Filter this material down to the lines that hold "ATTRIBUTE", copying each one.

-- START OF Data listing --

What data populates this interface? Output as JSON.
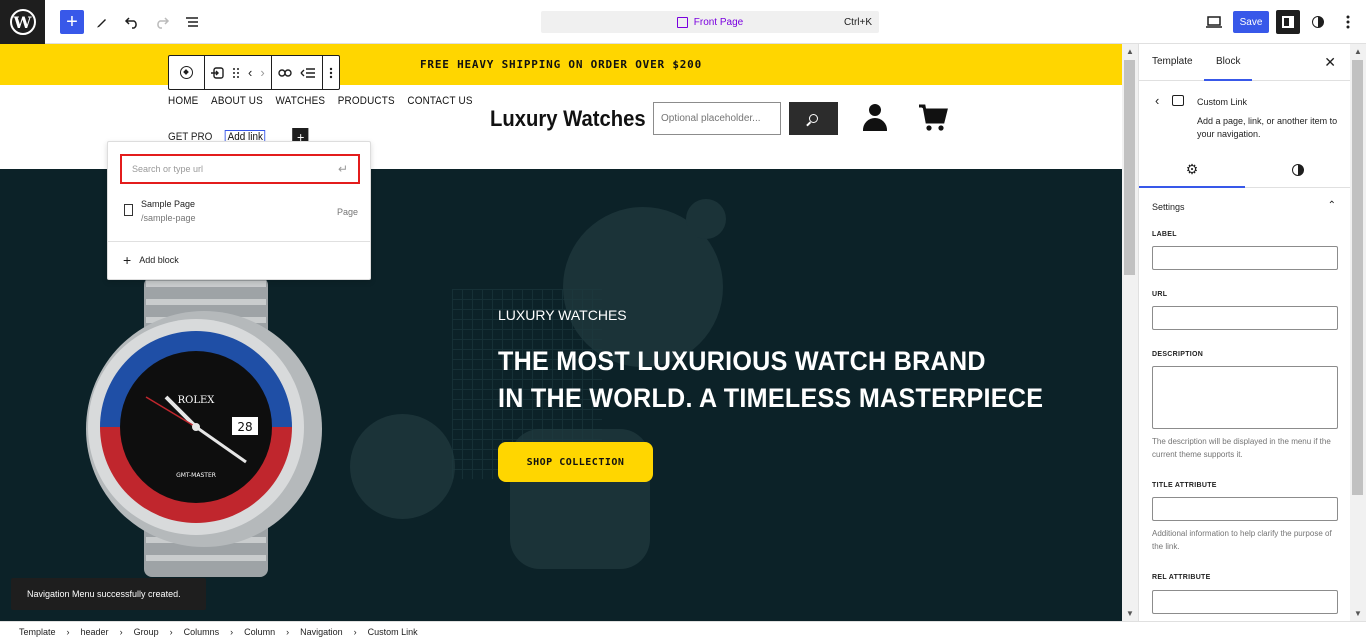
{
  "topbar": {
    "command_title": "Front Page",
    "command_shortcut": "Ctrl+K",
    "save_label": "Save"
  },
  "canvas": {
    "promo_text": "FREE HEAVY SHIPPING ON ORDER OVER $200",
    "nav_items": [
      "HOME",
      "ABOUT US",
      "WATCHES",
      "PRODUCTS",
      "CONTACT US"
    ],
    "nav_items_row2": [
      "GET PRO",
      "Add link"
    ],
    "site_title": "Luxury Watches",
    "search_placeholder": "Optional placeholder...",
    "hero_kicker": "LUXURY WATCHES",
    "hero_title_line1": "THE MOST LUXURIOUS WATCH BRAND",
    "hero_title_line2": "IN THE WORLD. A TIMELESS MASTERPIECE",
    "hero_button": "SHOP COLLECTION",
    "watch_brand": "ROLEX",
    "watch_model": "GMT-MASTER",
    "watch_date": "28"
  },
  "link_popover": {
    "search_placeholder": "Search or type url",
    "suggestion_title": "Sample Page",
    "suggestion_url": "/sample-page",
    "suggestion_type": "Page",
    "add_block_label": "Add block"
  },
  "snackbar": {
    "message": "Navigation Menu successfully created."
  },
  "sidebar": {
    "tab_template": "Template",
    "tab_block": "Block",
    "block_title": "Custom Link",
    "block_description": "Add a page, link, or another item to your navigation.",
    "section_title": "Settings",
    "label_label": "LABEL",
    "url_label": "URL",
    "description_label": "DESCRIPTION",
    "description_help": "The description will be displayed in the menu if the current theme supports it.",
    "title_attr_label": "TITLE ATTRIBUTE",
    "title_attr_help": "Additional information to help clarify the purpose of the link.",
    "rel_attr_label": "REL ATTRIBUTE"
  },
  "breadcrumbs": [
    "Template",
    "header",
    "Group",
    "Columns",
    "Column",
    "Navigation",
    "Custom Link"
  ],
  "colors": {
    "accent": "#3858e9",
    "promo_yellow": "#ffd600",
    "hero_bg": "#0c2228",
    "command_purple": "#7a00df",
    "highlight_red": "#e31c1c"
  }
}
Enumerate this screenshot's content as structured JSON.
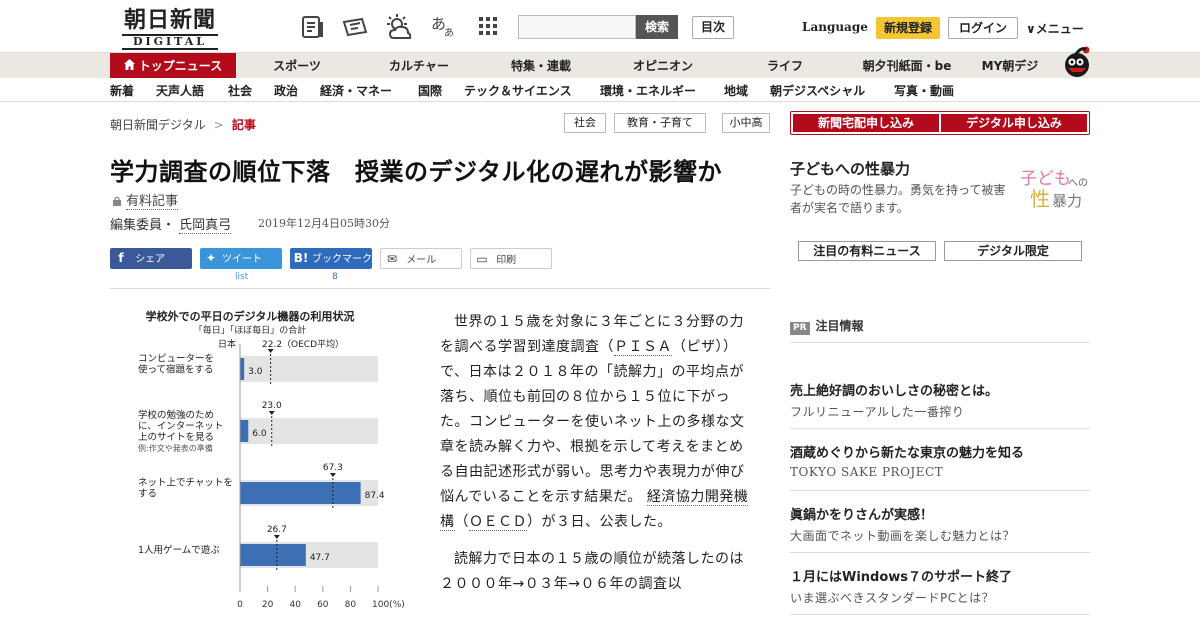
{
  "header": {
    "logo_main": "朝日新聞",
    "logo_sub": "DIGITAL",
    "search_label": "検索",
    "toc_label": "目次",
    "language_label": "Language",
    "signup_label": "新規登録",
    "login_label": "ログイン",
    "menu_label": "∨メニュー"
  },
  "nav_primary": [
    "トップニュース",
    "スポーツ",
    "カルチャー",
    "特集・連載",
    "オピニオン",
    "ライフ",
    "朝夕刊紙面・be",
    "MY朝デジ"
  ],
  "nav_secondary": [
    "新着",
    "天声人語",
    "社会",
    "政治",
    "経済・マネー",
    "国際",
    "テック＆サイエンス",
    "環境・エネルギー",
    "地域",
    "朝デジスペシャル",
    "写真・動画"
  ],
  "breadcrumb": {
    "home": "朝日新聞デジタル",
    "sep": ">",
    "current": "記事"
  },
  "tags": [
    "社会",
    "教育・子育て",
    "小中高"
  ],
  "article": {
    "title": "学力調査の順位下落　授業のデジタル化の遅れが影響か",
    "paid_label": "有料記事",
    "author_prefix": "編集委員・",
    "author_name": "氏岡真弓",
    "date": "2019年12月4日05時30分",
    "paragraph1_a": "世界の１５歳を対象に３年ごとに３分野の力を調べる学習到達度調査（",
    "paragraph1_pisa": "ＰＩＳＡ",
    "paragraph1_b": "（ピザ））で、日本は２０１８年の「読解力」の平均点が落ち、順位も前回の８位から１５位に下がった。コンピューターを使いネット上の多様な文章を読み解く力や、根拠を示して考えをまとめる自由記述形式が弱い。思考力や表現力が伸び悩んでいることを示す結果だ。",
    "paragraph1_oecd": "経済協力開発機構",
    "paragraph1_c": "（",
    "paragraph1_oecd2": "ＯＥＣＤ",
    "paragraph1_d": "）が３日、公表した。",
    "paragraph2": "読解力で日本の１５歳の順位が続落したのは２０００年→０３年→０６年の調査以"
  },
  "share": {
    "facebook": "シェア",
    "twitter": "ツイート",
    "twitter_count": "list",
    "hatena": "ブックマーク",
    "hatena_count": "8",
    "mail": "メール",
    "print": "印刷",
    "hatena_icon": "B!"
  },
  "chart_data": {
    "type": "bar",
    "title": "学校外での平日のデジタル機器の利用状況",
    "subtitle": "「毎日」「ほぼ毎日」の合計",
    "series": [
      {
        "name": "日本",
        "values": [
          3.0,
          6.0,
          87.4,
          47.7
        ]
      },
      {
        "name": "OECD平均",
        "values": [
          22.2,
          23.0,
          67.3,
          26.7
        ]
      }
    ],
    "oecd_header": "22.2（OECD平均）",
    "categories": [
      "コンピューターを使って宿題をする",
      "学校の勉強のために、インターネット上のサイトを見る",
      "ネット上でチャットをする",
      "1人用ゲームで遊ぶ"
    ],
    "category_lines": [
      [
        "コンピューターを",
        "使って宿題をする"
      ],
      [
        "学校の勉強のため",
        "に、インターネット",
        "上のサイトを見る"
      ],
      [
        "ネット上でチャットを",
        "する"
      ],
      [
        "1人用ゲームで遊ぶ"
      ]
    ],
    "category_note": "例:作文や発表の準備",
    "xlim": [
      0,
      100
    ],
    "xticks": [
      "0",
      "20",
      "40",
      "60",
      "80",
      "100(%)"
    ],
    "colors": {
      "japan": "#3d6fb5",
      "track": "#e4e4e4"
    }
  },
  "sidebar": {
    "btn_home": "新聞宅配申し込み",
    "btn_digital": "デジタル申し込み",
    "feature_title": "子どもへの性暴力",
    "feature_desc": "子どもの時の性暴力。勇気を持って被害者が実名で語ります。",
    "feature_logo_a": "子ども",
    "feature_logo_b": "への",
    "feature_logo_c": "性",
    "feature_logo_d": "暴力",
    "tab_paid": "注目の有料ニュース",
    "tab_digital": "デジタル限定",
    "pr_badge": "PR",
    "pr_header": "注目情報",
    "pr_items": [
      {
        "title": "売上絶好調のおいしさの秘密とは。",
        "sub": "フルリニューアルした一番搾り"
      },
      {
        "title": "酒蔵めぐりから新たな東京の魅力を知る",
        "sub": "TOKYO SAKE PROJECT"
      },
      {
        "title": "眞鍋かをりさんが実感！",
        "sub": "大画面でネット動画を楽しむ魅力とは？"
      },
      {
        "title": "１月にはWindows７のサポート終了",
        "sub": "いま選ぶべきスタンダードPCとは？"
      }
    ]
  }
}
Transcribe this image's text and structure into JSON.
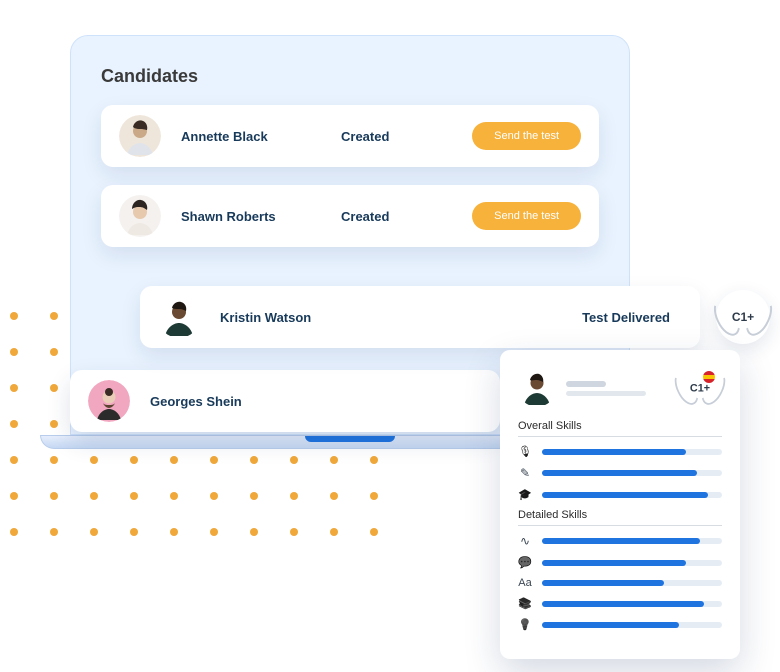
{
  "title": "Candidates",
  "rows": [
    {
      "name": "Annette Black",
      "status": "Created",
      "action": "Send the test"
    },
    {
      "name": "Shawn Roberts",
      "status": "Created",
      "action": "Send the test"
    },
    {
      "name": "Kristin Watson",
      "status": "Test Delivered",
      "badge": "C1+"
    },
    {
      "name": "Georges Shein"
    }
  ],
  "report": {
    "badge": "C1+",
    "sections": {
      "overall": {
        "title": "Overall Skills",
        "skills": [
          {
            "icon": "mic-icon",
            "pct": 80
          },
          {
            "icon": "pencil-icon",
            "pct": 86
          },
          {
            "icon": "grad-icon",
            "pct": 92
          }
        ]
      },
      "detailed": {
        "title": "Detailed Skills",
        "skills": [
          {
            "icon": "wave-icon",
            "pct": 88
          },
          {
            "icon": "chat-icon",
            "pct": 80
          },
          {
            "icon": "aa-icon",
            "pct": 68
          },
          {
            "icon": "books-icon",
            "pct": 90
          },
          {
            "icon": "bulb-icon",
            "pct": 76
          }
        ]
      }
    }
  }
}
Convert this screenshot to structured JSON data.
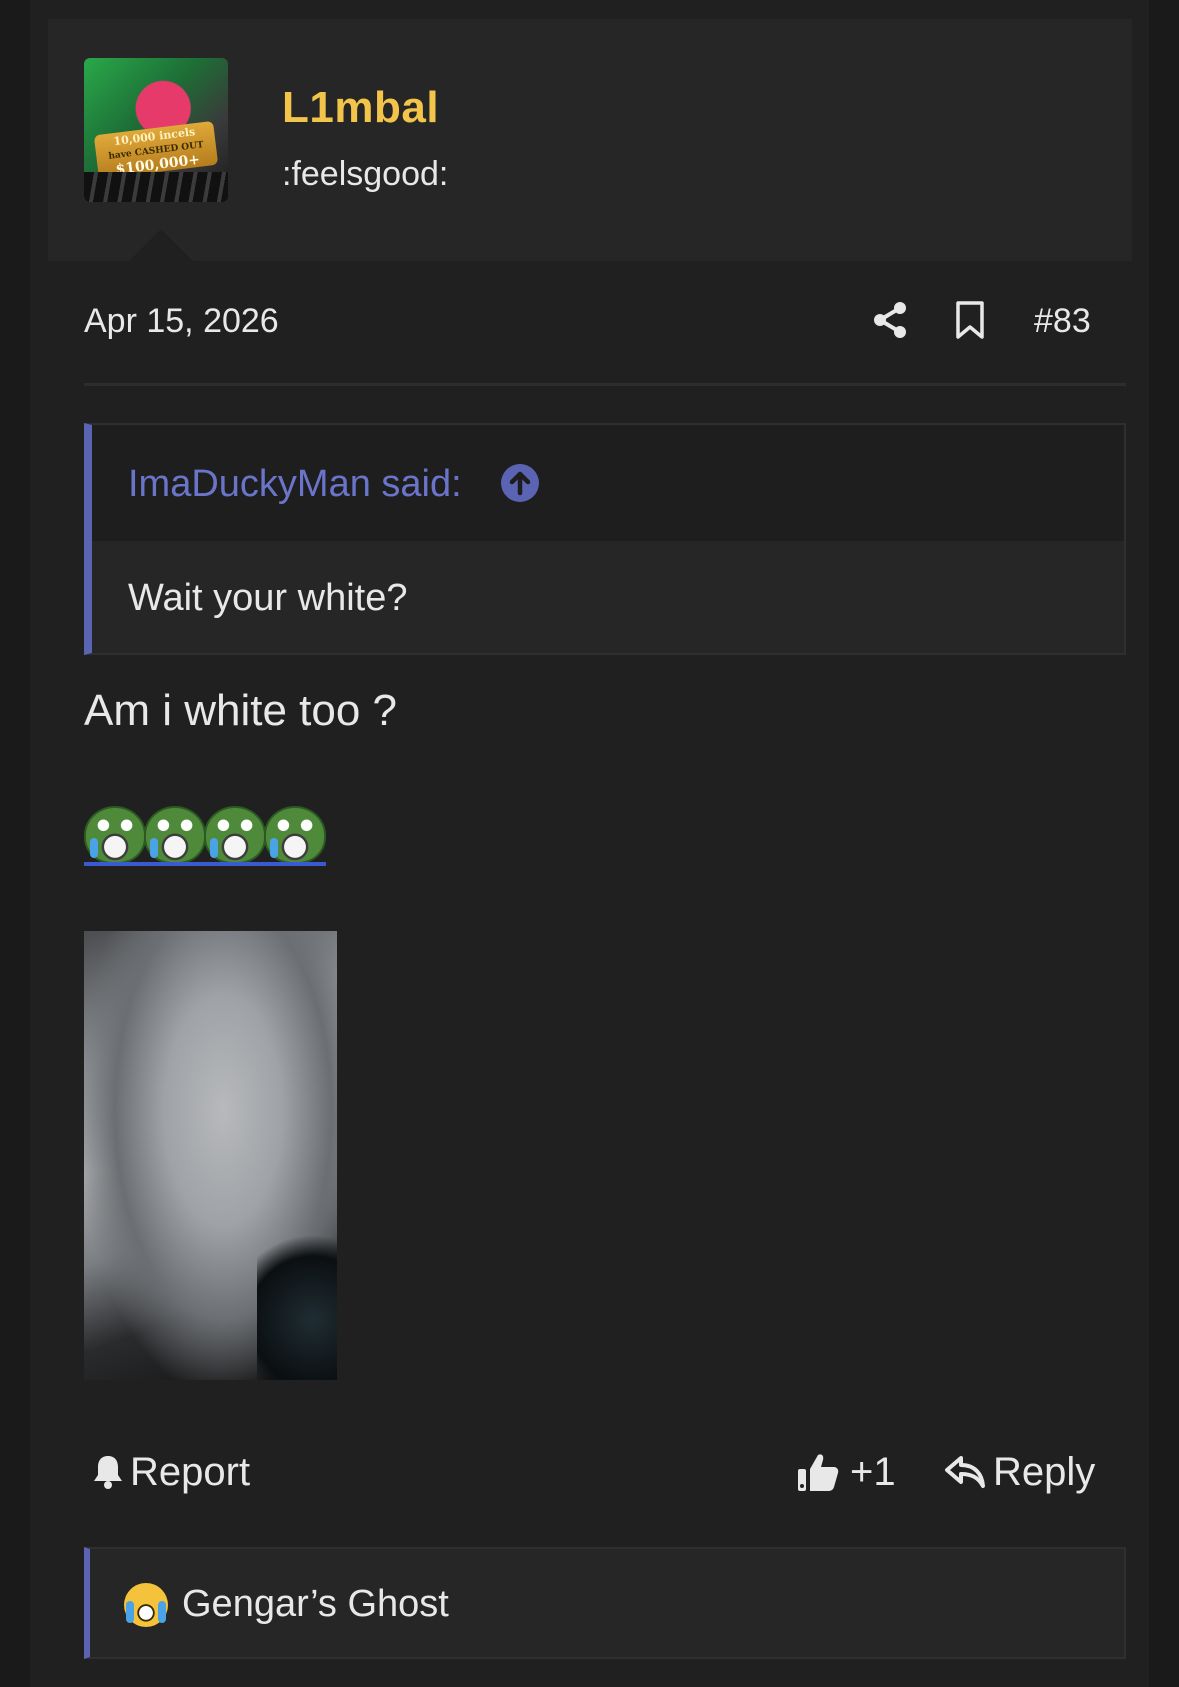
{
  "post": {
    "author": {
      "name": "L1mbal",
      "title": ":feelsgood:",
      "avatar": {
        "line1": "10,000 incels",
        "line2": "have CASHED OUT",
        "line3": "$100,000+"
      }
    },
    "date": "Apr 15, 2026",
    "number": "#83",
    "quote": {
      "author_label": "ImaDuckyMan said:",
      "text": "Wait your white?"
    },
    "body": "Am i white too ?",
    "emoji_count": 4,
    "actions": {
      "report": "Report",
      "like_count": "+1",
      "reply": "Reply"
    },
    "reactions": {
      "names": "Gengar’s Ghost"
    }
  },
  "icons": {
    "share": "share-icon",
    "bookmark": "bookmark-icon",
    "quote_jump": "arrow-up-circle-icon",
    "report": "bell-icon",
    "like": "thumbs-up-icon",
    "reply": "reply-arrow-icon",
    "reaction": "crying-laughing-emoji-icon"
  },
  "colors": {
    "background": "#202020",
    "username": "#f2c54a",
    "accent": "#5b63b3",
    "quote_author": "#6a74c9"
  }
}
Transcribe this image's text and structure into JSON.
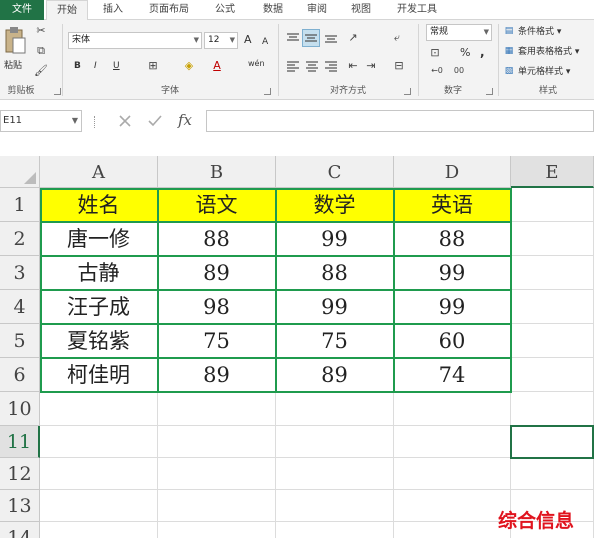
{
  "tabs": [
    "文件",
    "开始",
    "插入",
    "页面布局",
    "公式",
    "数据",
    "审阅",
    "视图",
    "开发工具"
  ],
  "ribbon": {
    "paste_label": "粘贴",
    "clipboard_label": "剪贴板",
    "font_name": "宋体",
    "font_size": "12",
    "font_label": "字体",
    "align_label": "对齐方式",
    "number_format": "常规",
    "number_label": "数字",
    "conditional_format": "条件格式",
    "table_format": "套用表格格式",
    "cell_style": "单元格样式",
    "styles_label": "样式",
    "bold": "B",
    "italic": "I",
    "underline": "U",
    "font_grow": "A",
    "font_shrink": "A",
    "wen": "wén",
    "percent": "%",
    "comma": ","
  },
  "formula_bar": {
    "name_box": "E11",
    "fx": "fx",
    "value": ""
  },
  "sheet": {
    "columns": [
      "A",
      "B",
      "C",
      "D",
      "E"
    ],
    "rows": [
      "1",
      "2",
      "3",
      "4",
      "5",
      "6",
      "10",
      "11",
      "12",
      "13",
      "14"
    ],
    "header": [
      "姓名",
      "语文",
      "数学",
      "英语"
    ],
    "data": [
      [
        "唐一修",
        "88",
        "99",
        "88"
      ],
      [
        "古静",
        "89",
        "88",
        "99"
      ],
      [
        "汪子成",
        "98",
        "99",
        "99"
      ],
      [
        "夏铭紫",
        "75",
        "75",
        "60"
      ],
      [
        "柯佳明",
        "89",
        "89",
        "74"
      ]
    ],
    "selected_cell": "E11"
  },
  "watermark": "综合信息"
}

-- END OF Data listing --

> [Correct result]:
    "title_attr_label": "TITLE ATTRIBUTE",
    "rel_attr_label": "REL ATTRIBUTE"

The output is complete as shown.